**EXERCISE BRIEF:** Collect all lines from the records below that include the word "Технология".

**MATERIAL PROVIDED:**
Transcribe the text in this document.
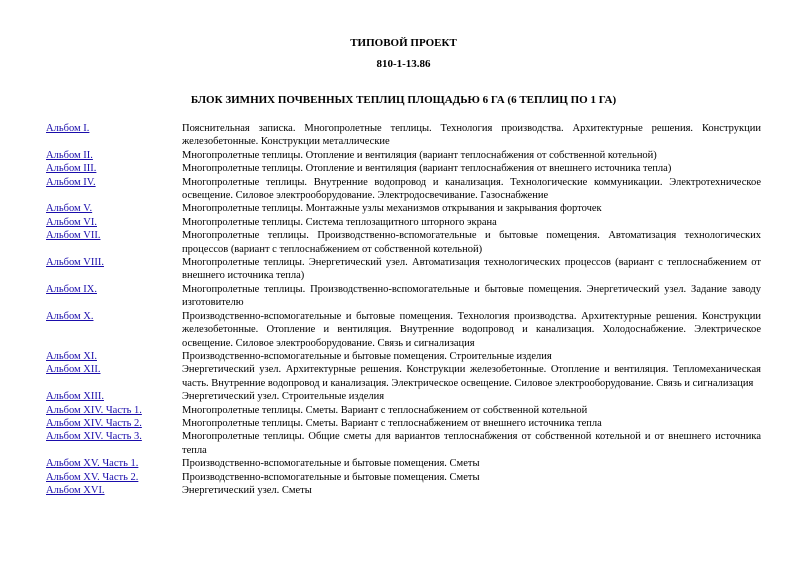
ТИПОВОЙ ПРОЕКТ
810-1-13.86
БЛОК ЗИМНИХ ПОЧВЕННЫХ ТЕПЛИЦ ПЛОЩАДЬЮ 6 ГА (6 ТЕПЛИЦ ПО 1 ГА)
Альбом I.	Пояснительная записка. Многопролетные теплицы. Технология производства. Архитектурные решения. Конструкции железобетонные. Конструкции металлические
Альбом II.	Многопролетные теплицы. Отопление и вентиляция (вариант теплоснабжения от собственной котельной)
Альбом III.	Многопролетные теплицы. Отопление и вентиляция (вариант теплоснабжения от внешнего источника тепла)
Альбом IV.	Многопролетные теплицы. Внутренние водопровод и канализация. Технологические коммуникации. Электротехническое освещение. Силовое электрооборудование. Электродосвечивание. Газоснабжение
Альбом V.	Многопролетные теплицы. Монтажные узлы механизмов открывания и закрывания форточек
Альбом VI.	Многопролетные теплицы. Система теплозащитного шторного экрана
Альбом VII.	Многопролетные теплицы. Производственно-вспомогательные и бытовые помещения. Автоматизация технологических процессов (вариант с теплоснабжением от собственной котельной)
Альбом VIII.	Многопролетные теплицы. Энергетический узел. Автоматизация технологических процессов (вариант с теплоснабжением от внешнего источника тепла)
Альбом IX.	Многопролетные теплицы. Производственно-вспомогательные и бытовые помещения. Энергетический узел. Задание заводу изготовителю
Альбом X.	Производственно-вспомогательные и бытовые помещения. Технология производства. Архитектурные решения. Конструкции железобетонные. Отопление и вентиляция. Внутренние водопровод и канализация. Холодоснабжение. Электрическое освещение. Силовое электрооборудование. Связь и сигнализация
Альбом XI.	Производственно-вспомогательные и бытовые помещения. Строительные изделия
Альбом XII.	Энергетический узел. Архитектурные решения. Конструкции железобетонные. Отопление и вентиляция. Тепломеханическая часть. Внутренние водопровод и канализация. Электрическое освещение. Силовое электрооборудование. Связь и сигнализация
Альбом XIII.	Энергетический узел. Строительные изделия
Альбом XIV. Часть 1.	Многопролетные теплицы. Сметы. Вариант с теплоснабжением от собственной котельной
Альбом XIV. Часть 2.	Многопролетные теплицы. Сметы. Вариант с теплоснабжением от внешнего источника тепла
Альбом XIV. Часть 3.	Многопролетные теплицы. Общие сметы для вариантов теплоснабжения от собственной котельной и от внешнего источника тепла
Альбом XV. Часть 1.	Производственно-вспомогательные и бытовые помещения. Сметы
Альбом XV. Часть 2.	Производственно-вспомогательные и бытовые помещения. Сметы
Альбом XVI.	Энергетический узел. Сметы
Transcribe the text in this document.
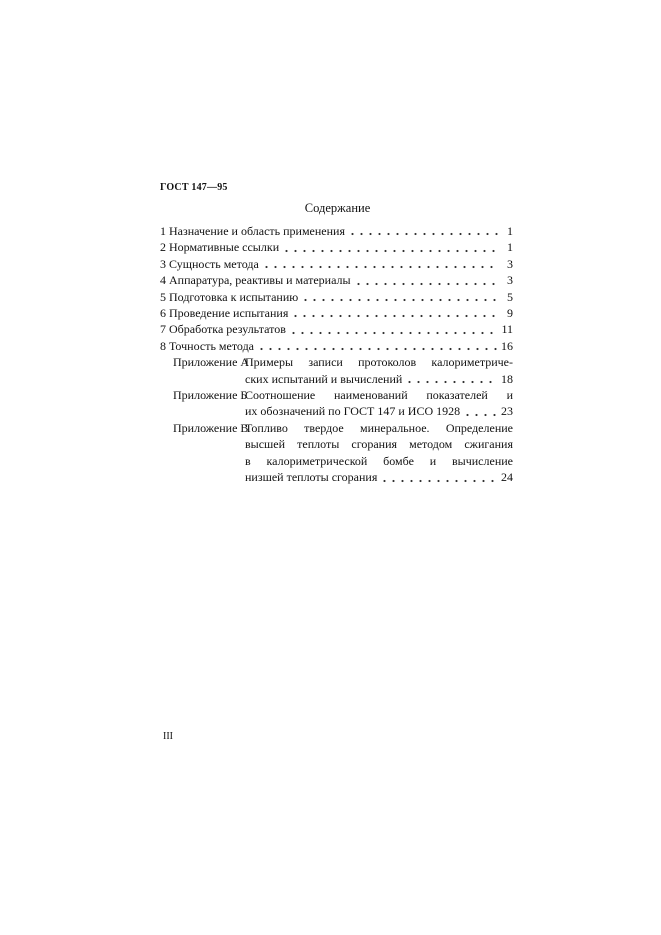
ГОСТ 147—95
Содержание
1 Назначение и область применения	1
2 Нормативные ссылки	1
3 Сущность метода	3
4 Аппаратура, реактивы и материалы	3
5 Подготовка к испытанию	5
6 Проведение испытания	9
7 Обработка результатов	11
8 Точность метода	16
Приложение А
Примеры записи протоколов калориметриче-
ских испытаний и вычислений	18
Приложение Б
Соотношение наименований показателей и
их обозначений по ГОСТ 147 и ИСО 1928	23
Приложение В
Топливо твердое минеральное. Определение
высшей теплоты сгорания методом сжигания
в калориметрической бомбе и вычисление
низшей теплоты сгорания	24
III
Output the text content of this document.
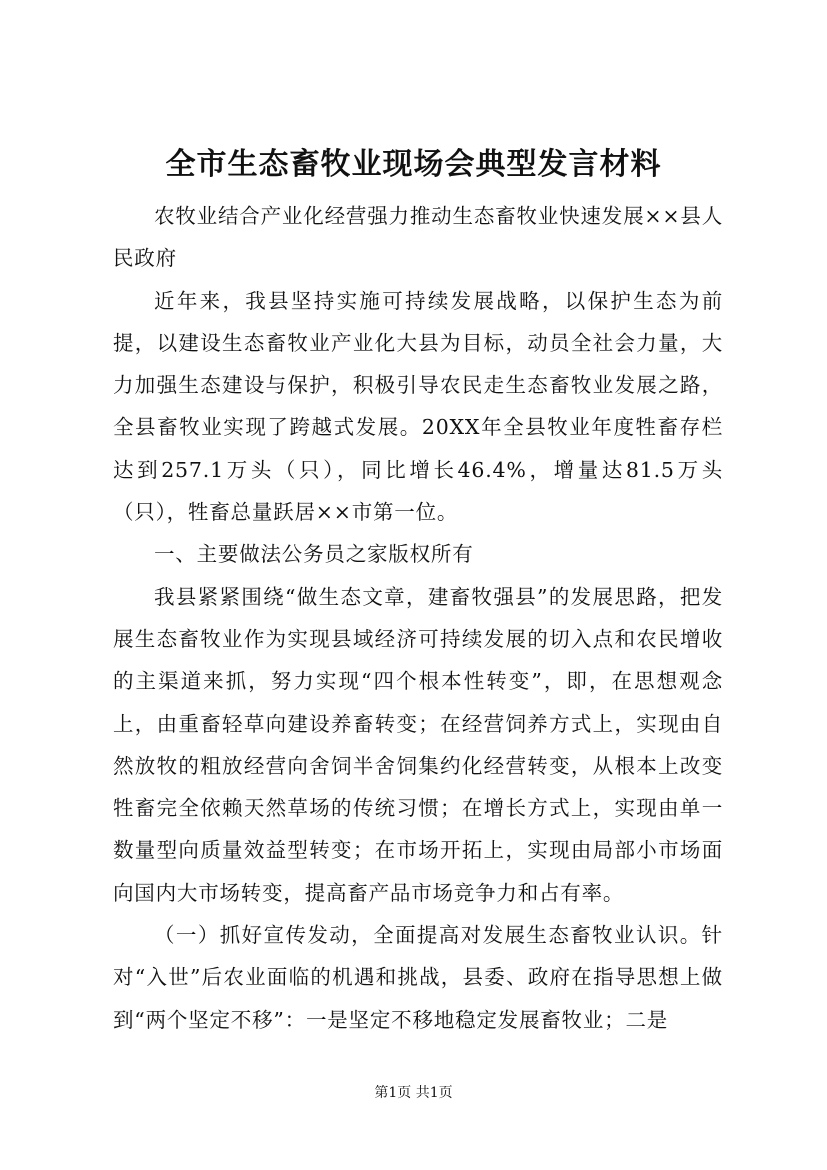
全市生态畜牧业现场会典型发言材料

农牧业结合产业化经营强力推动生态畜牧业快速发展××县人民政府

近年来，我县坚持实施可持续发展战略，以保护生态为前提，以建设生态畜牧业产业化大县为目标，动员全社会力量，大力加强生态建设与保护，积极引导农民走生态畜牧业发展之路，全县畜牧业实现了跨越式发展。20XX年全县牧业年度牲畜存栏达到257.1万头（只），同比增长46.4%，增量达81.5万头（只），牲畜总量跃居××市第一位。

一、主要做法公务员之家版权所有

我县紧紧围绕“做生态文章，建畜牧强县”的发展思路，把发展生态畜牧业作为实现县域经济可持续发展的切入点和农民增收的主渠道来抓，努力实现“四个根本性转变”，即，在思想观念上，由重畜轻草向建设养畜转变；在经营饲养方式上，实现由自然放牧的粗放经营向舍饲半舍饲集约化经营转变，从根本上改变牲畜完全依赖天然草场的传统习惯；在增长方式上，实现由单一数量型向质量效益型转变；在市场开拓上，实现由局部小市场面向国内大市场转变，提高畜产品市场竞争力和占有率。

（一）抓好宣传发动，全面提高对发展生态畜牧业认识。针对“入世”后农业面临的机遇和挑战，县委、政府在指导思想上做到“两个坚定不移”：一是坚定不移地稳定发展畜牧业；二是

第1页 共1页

---

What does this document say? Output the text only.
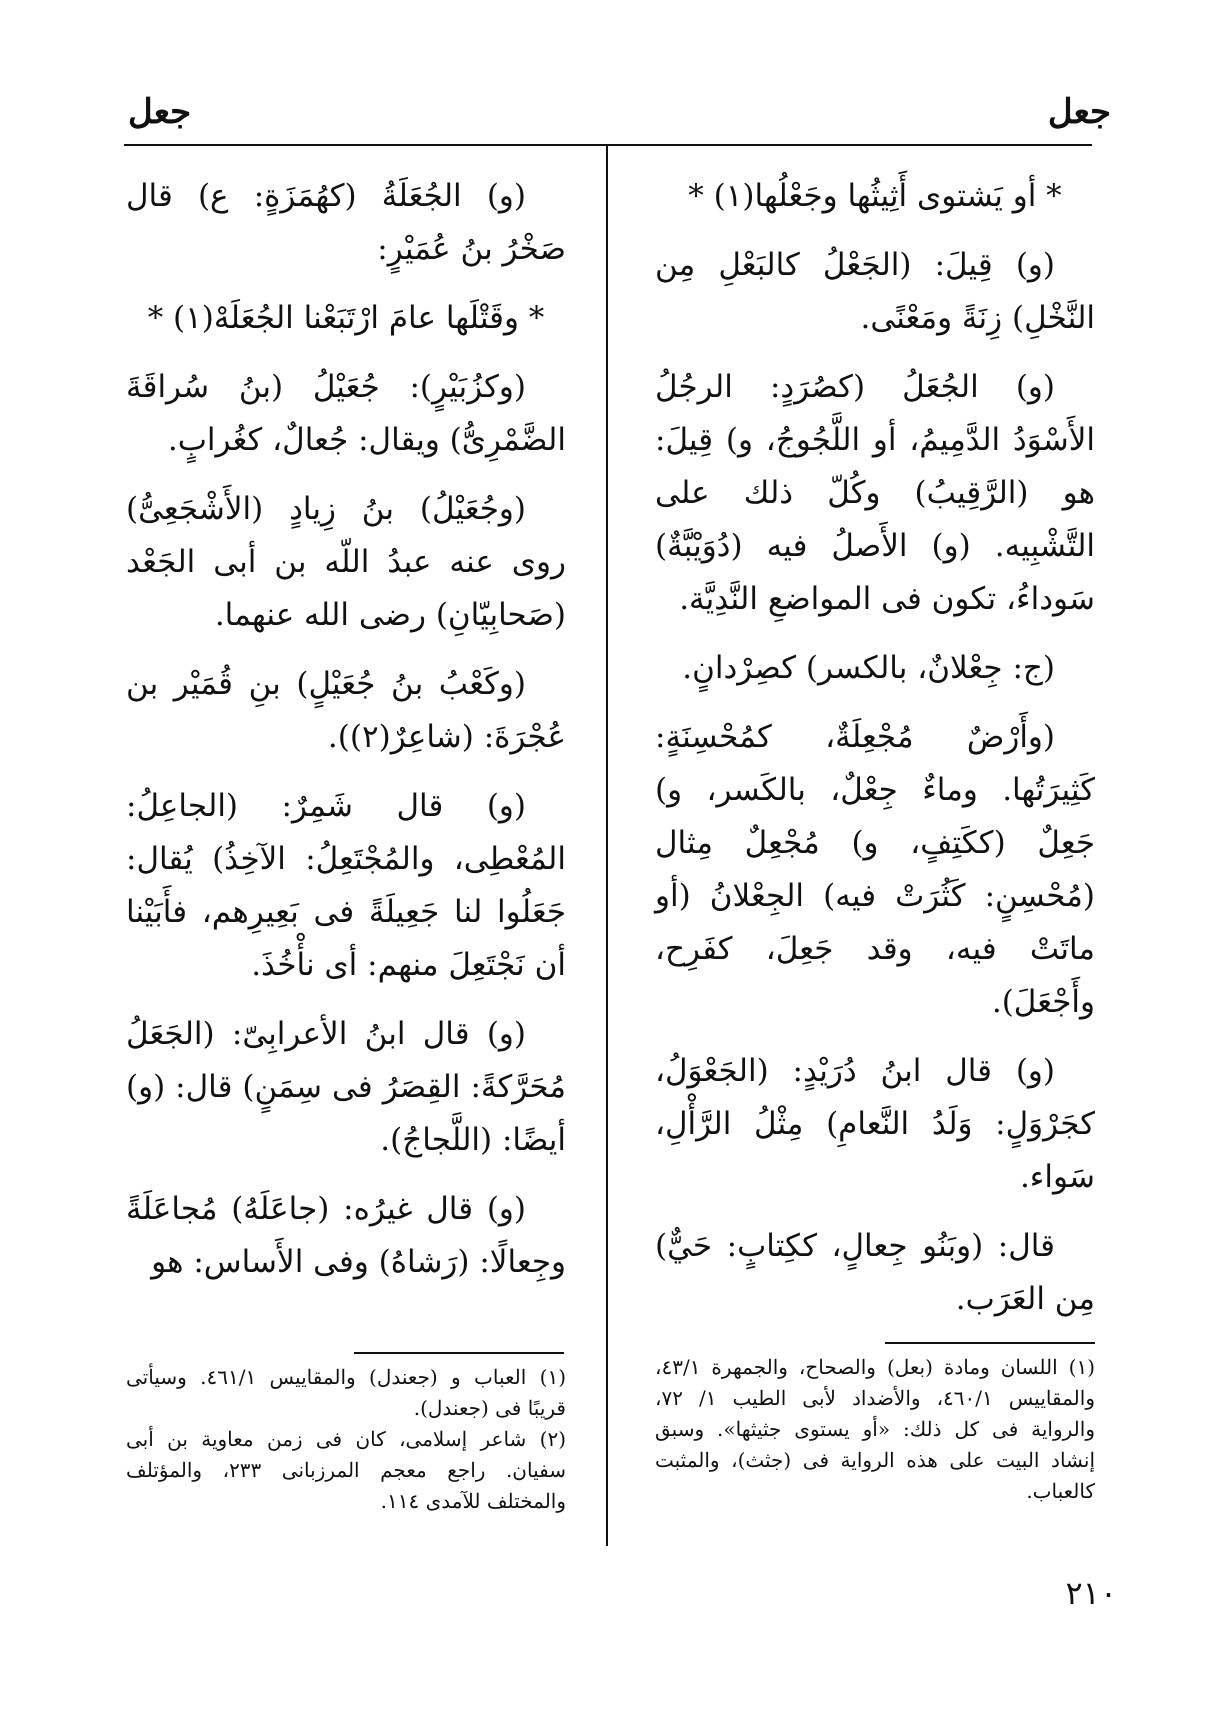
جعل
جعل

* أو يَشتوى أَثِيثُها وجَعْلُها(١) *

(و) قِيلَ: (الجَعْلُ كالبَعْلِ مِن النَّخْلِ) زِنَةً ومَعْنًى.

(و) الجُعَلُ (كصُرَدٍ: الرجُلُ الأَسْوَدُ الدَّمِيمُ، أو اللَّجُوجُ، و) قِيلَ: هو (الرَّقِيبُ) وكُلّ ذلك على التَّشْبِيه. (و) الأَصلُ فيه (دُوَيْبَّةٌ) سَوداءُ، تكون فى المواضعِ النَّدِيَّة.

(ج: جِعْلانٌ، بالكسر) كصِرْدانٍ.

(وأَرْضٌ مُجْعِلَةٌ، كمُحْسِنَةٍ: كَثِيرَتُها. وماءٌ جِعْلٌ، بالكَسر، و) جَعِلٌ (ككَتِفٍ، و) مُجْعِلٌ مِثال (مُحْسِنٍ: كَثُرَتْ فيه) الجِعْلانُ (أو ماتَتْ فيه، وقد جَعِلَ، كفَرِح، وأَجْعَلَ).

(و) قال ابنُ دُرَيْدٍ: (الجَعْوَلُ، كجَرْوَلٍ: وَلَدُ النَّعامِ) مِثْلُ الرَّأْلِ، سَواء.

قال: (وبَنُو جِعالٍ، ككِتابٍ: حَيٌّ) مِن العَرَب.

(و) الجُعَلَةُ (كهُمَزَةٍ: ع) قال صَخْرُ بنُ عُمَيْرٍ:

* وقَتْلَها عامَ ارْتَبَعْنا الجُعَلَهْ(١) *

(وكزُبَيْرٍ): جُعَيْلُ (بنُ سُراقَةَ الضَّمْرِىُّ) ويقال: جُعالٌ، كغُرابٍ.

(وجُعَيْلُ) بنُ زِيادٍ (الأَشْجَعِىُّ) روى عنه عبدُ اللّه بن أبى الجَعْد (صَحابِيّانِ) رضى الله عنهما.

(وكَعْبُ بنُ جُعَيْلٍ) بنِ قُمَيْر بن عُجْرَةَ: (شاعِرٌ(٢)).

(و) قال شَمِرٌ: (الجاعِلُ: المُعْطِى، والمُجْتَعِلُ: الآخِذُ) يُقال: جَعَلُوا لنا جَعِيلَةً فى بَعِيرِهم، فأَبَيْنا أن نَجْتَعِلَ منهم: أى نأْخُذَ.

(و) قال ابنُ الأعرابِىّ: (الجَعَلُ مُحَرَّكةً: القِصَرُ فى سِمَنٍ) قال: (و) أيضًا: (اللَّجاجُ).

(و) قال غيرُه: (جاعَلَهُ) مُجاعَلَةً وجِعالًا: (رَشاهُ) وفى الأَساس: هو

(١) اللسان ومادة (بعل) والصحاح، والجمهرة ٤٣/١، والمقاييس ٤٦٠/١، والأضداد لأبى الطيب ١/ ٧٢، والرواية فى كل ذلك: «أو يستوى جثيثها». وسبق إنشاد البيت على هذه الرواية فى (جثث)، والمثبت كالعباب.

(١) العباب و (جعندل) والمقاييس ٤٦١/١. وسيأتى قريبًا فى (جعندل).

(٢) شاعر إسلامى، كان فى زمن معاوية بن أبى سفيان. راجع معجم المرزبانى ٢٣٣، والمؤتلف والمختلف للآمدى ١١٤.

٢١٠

**COMPLETE RESPONSE:**
Альбом I.	Пояснительная записка. Многопролетные теплицы. Технология производства. Архитектурные решения. Конструкции железобетонные. Конструкции металлические
Альбом X.	Производственно-вспомогательные и бытовые помещения. Технология производства. Архитектурные решения. Конструкции железобетонные. Отопление и вентиляция. Внутренние водопровод и канализация. Холодоснабжение. Электрическое освещение. Силовое электрооборудование. Связь и сигнализация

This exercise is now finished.